Stored data entries:
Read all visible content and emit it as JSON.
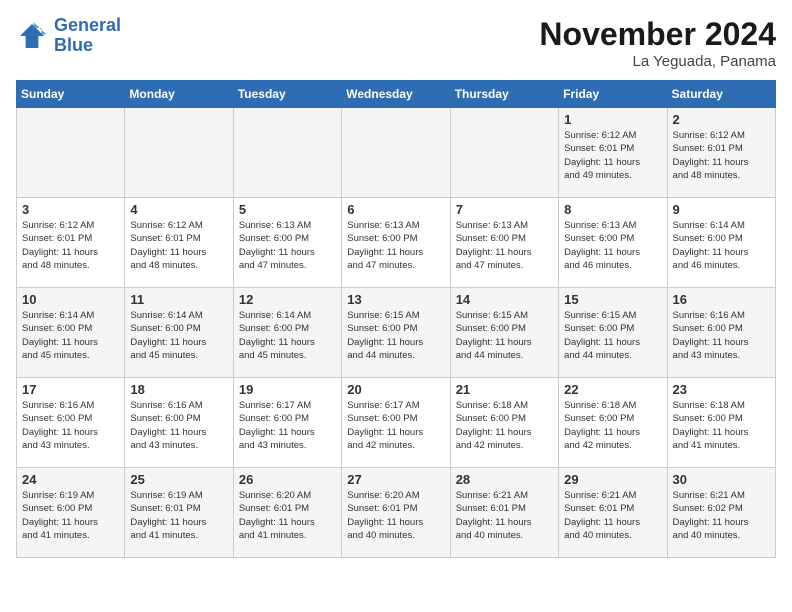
{
  "logo": {
    "line1": "General",
    "line2": "Blue"
  },
  "title": "November 2024",
  "subtitle": "La Yeguada, Panama",
  "days_of_week": [
    "Sunday",
    "Monday",
    "Tuesday",
    "Wednesday",
    "Thursday",
    "Friday",
    "Saturday"
  ],
  "weeks": [
    [
      {
        "day": "",
        "info": ""
      },
      {
        "day": "",
        "info": ""
      },
      {
        "day": "",
        "info": ""
      },
      {
        "day": "",
        "info": ""
      },
      {
        "day": "",
        "info": ""
      },
      {
        "day": "1",
        "info": "Sunrise: 6:12 AM\nSunset: 6:01 PM\nDaylight: 11 hours\nand 49 minutes."
      },
      {
        "day": "2",
        "info": "Sunrise: 6:12 AM\nSunset: 6:01 PM\nDaylight: 11 hours\nand 48 minutes."
      }
    ],
    [
      {
        "day": "3",
        "info": "Sunrise: 6:12 AM\nSunset: 6:01 PM\nDaylight: 11 hours\nand 48 minutes."
      },
      {
        "day": "4",
        "info": "Sunrise: 6:12 AM\nSunset: 6:01 PM\nDaylight: 11 hours\nand 48 minutes."
      },
      {
        "day": "5",
        "info": "Sunrise: 6:13 AM\nSunset: 6:00 PM\nDaylight: 11 hours\nand 47 minutes."
      },
      {
        "day": "6",
        "info": "Sunrise: 6:13 AM\nSunset: 6:00 PM\nDaylight: 11 hours\nand 47 minutes."
      },
      {
        "day": "7",
        "info": "Sunrise: 6:13 AM\nSunset: 6:00 PM\nDaylight: 11 hours\nand 47 minutes."
      },
      {
        "day": "8",
        "info": "Sunrise: 6:13 AM\nSunset: 6:00 PM\nDaylight: 11 hours\nand 46 minutes."
      },
      {
        "day": "9",
        "info": "Sunrise: 6:14 AM\nSunset: 6:00 PM\nDaylight: 11 hours\nand 46 minutes."
      }
    ],
    [
      {
        "day": "10",
        "info": "Sunrise: 6:14 AM\nSunset: 6:00 PM\nDaylight: 11 hours\nand 45 minutes."
      },
      {
        "day": "11",
        "info": "Sunrise: 6:14 AM\nSunset: 6:00 PM\nDaylight: 11 hours\nand 45 minutes."
      },
      {
        "day": "12",
        "info": "Sunrise: 6:14 AM\nSunset: 6:00 PM\nDaylight: 11 hours\nand 45 minutes."
      },
      {
        "day": "13",
        "info": "Sunrise: 6:15 AM\nSunset: 6:00 PM\nDaylight: 11 hours\nand 44 minutes."
      },
      {
        "day": "14",
        "info": "Sunrise: 6:15 AM\nSunset: 6:00 PM\nDaylight: 11 hours\nand 44 minutes."
      },
      {
        "day": "15",
        "info": "Sunrise: 6:15 AM\nSunset: 6:00 PM\nDaylight: 11 hours\nand 44 minutes."
      },
      {
        "day": "16",
        "info": "Sunrise: 6:16 AM\nSunset: 6:00 PM\nDaylight: 11 hours\nand 43 minutes."
      }
    ],
    [
      {
        "day": "17",
        "info": "Sunrise: 6:16 AM\nSunset: 6:00 PM\nDaylight: 11 hours\nand 43 minutes."
      },
      {
        "day": "18",
        "info": "Sunrise: 6:16 AM\nSunset: 6:00 PM\nDaylight: 11 hours\nand 43 minutes."
      },
      {
        "day": "19",
        "info": "Sunrise: 6:17 AM\nSunset: 6:00 PM\nDaylight: 11 hours\nand 43 minutes."
      },
      {
        "day": "20",
        "info": "Sunrise: 6:17 AM\nSunset: 6:00 PM\nDaylight: 11 hours\nand 42 minutes."
      },
      {
        "day": "21",
        "info": "Sunrise: 6:18 AM\nSunset: 6:00 PM\nDaylight: 11 hours\nand 42 minutes."
      },
      {
        "day": "22",
        "info": "Sunrise: 6:18 AM\nSunset: 6:00 PM\nDaylight: 11 hours\nand 42 minutes."
      },
      {
        "day": "23",
        "info": "Sunrise: 6:18 AM\nSunset: 6:00 PM\nDaylight: 11 hours\nand 41 minutes."
      }
    ],
    [
      {
        "day": "24",
        "info": "Sunrise: 6:19 AM\nSunset: 6:00 PM\nDaylight: 11 hours\nand 41 minutes."
      },
      {
        "day": "25",
        "info": "Sunrise: 6:19 AM\nSunset: 6:01 PM\nDaylight: 11 hours\nand 41 minutes."
      },
      {
        "day": "26",
        "info": "Sunrise: 6:20 AM\nSunset: 6:01 PM\nDaylight: 11 hours\nand 41 minutes."
      },
      {
        "day": "27",
        "info": "Sunrise: 6:20 AM\nSunset: 6:01 PM\nDaylight: 11 hours\nand 40 minutes."
      },
      {
        "day": "28",
        "info": "Sunrise: 6:21 AM\nSunset: 6:01 PM\nDaylight: 11 hours\nand 40 minutes."
      },
      {
        "day": "29",
        "info": "Sunrise: 6:21 AM\nSunset: 6:01 PM\nDaylight: 11 hours\nand 40 minutes."
      },
      {
        "day": "30",
        "info": "Sunrise: 6:21 AM\nSunset: 6:02 PM\nDaylight: 11 hours\nand 40 minutes."
      }
    ]
  ]
}
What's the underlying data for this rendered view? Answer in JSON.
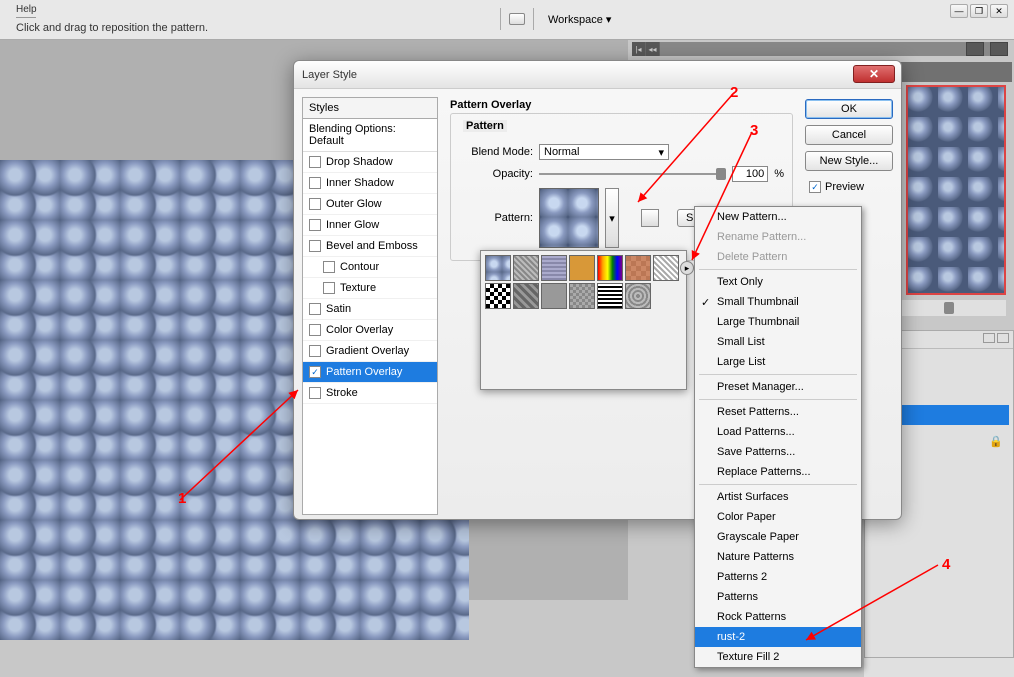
{
  "help": "Help",
  "hint": "Click and drag to reposition the pattern.",
  "workspace": "Workspace ▾",
  "dialog": {
    "title": "Layer Style",
    "styles_header": "Styles",
    "blending_options": "Blending Options: Default",
    "items": [
      {
        "label": "Drop Shadow",
        "checked": false
      },
      {
        "label": "Inner Shadow",
        "checked": false
      },
      {
        "label": "Outer Glow",
        "checked": false
      },
      {
        "label": "Inner Glow",
        "checked": false
      },
      {
        "label": "Bevel and Emboss",
        "checked": false
      },
      {
        "label": "Contour",
        "checked": false,
        "indent": true
      },
      {
        "label": "Texture",
        "checked": false,
        "indent": true
      },
      {
        "label": "Satin",
        "checked": false
      },
      {
        "label": "Color Overlay",
        "checked": false
      },
      {
        "label": "Gradient Overlay",
        "checked": false
      },
      {
        "label": "Pattern Overlay",
        "checked": true,
        "selected": true
      },
      {
        "label": "Stroke",
        "checked": false
      }
    ],
    "panel_title": "Pattern Overlay",
    "group_legend": "Pattern",
    "blend_mode_label": "Blend Mode:",
    "blend_mode_value": "Normal",
    "opacity_label": "Opacity:",
    "opacity_value": "100",
    "pct": "%",
    "pattern_label": "Pattern:",
    "snap_btn": "Snap to",
    "ok": "OK",
    "cancel": "Cancel",
    "new_style": "New Style...",
    "preview": "Preview"
  },
  "context_menu": {
    "items": [
      {
        "label": "New Pattern..."
      },
      {
        "label": "Rename Pattern...",
        "disabled": true
      },
      {
        "label": "Delete Pattern",
        "disabled": true
      },
      {
        "sep": true
      },
      {
        "label": "Text Only"
      },
      {
        "label": "Small Thumbnail",
        "check": true
      },
      {
        "label": "Large Thumbnail"
      },
      {
        "label": "Small List"
      },
      {
        "label": "Large List"
      },
      {
        "sep": true
      },
      {
        "label": "Preset Manager..."
      },
      {
        "sep": true
      },
      {
        "label": "Reset Patterns..."
      },
      {
        "label": "Load Patterns..."
      },
      {
        "label": "Save Patterns..."
      },
      {
        "label": "Replace Patterns..."
      },
      {
        "sep": true
      },
      {
        "label": "Artist Surfaces"
      },
      {
        "label": "Color Paper"
      },
      {
        "label": "Grayscale Paper"
      },
      {
        "label": "Nature Patterns"
      },
      {
        "label": "Patterns 2"
      },
      {
        "label": "Patterns"
      },
      {
        "label": "Rock Patterns"
      },
      {
        "label": "rust-2",
        "selected": true
      },
      {
        "label": "Texture Fill 2"
      }
    ]
  },
  "annotations": {
    "a1": "1",
    "a2": "2",
    "a3": "3",
    "a4": "4"
  }
}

* [THE PROBLEM]: Go through the preceding material and copy each line that has the word "Overlay".

* [RIGHT ANSWER]:
        "label": "Color Overlay",
        "label": "Gradient Overlay",
        "label": "Pattern Overlay",
    "panel_title": "Pattern Overlay",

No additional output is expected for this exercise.